### SHORT PROBLEM
Say how many lines include the word "marker". Reply with nothing but the number.
[Begin INFORMATION SHOWN]
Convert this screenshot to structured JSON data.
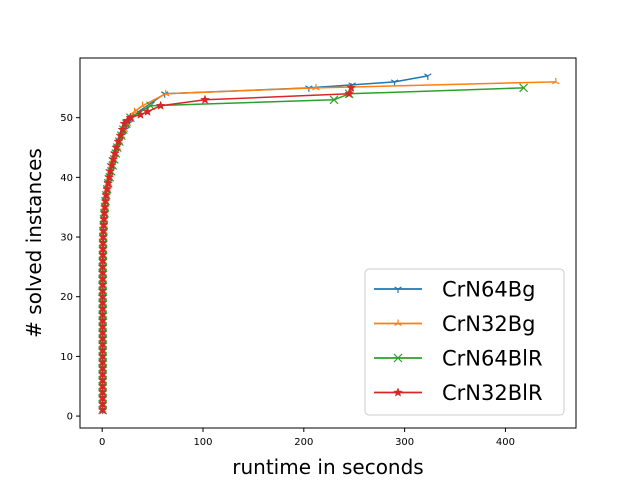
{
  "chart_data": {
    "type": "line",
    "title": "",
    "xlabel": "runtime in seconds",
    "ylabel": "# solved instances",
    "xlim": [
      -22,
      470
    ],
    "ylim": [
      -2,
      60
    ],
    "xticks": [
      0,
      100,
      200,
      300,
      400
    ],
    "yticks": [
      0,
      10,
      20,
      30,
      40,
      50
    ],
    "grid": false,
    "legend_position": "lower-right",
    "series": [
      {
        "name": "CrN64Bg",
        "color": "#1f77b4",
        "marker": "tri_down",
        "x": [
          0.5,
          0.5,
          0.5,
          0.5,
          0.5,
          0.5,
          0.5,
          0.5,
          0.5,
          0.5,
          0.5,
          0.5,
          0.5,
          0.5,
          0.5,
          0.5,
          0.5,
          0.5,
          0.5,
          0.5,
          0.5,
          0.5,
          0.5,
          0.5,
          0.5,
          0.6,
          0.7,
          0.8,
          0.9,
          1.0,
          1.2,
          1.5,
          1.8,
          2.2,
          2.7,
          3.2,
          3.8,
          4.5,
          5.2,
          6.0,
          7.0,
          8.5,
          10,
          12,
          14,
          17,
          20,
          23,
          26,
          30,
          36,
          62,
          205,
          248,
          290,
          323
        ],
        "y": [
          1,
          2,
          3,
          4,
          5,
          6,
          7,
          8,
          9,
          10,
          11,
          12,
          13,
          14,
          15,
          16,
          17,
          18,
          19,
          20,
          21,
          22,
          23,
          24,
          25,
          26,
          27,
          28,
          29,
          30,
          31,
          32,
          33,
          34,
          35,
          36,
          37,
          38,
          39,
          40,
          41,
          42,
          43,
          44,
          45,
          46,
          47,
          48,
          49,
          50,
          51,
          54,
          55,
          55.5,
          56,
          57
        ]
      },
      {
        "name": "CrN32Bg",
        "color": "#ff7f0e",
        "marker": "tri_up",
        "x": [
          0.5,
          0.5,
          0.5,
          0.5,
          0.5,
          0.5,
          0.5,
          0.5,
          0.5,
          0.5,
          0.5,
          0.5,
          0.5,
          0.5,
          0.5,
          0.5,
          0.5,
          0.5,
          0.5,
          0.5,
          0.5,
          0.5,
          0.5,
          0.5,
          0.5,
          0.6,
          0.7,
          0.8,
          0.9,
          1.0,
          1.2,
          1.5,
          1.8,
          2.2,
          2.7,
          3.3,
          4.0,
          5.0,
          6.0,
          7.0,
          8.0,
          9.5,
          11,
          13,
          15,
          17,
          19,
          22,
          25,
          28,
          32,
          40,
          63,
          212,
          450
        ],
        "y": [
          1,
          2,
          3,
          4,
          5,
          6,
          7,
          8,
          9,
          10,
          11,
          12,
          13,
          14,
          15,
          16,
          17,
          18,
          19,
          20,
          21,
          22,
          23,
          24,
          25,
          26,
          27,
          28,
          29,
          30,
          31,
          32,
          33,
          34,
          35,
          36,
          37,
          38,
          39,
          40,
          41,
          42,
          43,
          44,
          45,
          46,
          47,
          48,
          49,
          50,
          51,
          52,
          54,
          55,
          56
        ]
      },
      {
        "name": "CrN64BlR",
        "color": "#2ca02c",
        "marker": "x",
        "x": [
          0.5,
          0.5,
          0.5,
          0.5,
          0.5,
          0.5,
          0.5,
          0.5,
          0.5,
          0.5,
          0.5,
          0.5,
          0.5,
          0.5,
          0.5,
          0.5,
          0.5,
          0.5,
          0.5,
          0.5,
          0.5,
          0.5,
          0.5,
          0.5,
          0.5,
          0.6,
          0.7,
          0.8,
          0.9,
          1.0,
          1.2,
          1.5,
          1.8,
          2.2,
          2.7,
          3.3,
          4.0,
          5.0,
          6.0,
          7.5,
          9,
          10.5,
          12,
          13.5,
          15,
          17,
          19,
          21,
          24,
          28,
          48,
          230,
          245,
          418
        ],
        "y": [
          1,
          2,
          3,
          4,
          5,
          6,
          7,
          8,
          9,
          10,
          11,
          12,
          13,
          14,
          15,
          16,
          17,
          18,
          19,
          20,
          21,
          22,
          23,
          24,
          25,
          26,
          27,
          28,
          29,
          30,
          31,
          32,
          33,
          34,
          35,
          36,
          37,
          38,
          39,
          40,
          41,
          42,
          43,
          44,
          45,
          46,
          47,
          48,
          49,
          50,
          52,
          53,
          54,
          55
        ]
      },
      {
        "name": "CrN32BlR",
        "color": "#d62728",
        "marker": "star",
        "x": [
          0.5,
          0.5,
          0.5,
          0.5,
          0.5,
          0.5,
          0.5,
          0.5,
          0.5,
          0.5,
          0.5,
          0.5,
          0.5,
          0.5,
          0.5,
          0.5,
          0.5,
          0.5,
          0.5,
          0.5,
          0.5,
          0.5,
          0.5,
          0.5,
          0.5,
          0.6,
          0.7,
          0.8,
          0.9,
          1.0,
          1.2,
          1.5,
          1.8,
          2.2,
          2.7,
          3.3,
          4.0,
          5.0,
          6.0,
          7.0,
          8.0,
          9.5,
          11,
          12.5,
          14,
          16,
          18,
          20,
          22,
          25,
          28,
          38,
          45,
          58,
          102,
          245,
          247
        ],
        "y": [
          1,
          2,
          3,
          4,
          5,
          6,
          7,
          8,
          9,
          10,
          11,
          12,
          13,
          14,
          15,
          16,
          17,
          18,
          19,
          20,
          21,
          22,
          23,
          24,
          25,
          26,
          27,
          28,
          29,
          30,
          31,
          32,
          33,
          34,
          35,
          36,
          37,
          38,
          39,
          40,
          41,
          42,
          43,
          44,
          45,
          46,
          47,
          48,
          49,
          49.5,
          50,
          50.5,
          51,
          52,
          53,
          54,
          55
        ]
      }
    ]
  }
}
[End INFORMATION SHOWN]
### TASK SOLUTION
4